Aim:
Below are some records; work out how many of their lines contain "type" and give the number only.

[start Information shown]

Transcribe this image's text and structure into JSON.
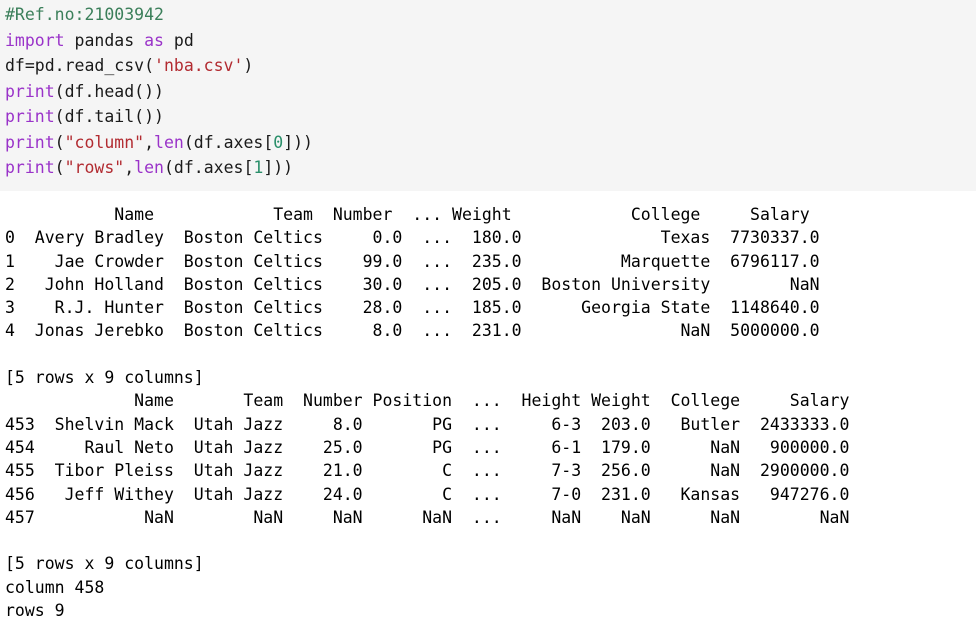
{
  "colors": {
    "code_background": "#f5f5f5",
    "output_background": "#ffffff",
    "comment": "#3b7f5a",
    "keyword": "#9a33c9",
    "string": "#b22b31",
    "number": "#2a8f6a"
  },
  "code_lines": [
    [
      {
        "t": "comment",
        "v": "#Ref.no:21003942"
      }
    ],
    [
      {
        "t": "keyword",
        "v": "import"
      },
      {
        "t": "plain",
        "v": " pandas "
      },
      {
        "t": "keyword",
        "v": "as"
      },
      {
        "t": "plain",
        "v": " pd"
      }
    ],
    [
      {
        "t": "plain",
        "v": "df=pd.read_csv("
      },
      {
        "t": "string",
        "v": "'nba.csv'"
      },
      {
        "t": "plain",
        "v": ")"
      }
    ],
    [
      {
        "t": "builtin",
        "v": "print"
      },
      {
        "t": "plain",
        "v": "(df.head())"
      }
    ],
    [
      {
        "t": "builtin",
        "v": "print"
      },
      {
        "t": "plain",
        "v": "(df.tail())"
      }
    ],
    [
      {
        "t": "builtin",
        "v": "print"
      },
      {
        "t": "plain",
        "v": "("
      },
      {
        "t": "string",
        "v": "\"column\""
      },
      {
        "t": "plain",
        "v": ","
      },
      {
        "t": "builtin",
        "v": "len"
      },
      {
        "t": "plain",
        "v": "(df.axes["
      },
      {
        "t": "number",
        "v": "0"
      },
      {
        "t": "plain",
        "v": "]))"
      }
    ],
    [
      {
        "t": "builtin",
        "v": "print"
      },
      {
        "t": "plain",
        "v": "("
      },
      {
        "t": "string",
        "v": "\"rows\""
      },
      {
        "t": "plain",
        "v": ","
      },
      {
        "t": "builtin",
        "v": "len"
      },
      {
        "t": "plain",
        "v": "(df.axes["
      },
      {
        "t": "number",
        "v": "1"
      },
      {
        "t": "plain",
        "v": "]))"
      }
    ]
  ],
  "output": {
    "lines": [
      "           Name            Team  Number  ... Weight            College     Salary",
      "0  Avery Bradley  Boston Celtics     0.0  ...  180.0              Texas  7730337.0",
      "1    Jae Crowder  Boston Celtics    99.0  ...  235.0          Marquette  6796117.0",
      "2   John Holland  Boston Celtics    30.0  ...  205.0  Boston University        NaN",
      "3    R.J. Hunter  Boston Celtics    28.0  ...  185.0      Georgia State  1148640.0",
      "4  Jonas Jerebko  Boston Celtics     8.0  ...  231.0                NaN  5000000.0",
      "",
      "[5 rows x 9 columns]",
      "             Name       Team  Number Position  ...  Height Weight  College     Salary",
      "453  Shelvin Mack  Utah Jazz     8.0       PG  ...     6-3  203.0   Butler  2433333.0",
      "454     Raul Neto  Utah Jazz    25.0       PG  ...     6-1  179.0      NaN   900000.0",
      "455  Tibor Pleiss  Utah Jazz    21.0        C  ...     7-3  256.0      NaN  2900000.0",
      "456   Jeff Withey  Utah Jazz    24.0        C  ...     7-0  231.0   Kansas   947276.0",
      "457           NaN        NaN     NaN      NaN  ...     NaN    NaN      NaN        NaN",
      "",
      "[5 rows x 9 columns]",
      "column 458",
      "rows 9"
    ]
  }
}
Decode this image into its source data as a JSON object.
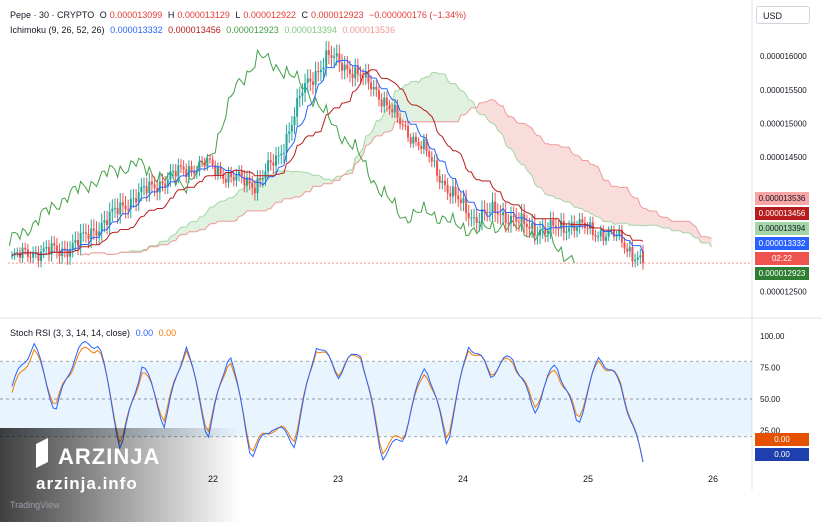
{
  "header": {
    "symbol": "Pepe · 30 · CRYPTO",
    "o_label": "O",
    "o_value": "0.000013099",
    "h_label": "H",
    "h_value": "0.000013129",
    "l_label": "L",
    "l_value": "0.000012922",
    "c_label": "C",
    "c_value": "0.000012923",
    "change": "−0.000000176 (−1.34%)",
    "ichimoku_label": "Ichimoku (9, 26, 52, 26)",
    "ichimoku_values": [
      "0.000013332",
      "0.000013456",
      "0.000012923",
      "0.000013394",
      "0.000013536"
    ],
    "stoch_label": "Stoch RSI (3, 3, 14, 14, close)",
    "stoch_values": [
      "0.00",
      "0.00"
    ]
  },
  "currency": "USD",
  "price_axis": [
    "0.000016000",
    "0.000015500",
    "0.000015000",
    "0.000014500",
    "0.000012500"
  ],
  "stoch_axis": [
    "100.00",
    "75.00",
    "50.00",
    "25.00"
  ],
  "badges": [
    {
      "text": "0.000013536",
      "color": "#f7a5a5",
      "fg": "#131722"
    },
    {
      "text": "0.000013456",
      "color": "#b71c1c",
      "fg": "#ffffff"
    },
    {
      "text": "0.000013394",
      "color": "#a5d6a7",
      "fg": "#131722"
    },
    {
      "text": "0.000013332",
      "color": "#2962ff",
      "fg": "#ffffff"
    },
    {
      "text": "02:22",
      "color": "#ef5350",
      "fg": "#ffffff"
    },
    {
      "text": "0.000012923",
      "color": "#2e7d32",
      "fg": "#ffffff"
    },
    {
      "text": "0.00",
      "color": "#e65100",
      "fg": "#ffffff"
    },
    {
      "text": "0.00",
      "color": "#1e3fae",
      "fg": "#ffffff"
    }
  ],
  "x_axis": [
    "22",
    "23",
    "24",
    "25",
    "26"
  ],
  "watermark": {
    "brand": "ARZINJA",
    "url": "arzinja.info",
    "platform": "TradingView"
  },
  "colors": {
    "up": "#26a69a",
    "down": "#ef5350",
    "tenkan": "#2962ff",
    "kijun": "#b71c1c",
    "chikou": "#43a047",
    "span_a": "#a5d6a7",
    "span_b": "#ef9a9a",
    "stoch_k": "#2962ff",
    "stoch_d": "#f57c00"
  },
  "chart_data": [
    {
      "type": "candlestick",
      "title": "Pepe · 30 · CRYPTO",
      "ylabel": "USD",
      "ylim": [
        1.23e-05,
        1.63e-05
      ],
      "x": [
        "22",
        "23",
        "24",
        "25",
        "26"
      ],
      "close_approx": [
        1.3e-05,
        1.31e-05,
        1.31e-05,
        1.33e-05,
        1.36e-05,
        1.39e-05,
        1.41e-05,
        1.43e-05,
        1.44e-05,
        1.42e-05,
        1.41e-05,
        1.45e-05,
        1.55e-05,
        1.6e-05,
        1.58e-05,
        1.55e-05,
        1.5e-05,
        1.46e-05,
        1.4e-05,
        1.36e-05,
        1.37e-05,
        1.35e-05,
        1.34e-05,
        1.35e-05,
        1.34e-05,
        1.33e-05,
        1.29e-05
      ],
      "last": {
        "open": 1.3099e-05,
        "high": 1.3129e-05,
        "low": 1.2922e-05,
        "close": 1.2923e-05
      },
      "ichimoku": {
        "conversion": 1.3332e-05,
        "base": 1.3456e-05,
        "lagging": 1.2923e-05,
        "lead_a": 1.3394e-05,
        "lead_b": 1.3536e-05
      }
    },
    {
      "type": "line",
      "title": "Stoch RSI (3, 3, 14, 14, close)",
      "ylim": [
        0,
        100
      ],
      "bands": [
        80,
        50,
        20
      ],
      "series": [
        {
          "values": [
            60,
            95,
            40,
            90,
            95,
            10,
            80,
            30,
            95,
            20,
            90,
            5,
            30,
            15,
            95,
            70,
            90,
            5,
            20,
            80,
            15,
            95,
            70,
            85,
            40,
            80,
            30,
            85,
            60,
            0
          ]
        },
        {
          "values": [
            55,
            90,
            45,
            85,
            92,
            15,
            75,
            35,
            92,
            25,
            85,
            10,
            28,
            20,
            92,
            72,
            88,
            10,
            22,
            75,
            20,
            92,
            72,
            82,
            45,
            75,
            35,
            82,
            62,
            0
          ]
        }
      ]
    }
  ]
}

[end Information shown]
[start Information shown]

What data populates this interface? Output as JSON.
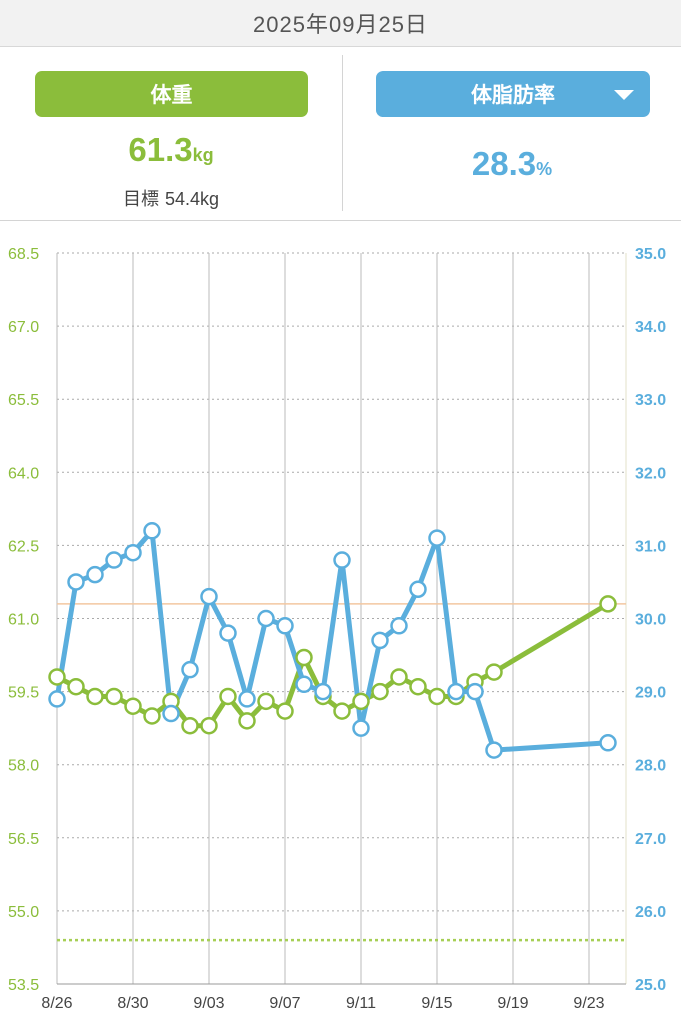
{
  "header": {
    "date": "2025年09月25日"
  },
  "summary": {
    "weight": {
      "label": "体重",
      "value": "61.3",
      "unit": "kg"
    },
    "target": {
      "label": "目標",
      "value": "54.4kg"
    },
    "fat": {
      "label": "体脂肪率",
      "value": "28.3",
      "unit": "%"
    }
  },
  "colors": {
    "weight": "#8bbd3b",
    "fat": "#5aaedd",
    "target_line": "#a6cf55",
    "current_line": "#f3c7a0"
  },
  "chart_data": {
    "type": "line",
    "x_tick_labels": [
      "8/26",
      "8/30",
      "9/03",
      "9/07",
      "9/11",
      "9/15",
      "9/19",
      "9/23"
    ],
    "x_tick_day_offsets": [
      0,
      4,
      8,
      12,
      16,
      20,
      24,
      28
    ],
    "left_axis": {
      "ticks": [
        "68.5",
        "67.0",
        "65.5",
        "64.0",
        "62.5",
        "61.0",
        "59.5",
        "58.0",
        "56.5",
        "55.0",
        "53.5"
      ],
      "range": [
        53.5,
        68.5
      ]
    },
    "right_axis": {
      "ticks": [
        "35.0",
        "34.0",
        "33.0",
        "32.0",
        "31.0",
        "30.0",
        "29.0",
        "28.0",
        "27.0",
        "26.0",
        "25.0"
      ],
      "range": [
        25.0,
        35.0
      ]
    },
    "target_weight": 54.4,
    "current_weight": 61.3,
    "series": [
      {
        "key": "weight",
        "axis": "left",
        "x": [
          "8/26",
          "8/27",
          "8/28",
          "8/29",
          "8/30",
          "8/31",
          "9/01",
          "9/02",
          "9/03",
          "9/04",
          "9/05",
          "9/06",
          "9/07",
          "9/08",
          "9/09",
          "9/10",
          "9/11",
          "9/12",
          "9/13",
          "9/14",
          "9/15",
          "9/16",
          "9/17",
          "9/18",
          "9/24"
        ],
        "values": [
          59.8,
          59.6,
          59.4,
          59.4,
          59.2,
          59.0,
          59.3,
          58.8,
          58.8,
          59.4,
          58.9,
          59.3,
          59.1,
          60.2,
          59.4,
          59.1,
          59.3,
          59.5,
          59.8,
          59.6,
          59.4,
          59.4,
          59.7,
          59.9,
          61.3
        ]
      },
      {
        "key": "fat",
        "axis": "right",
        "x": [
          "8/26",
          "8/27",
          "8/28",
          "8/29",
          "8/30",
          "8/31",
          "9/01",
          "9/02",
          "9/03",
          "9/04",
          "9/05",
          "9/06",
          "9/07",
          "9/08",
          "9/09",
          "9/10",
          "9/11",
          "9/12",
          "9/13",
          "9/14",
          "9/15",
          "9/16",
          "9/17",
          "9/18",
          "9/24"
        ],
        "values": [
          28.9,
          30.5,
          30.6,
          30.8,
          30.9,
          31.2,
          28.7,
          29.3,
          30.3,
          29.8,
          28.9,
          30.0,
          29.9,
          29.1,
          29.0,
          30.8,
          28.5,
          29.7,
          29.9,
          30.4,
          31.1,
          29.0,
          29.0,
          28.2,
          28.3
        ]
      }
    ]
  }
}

[end Information shown]
[start Information shown]

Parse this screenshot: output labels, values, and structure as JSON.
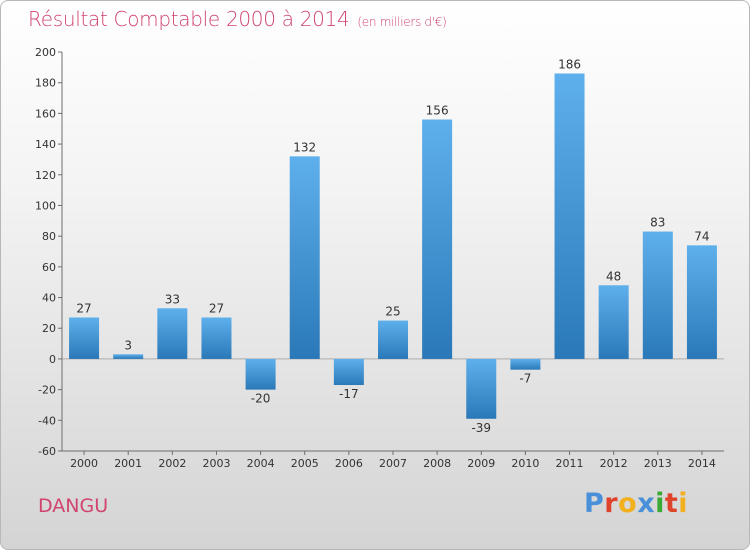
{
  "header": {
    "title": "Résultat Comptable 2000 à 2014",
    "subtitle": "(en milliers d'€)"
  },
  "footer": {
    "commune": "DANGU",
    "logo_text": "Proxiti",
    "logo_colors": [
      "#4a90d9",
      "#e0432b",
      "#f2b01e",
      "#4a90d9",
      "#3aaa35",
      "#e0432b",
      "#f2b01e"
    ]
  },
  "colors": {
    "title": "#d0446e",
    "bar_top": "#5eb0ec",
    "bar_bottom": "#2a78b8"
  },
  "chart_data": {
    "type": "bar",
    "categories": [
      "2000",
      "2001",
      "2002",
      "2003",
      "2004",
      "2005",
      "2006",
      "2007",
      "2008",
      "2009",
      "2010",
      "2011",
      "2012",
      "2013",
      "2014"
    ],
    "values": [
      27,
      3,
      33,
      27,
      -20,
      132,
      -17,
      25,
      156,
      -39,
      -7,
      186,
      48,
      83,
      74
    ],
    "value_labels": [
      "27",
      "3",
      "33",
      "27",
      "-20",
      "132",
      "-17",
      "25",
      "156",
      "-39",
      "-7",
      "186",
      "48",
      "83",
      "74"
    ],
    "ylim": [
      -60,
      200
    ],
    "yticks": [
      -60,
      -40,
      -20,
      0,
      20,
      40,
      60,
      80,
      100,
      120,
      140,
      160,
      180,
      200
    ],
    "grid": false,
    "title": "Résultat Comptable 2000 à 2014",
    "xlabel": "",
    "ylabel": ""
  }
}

[end Information shown]

Response to the exercise:
4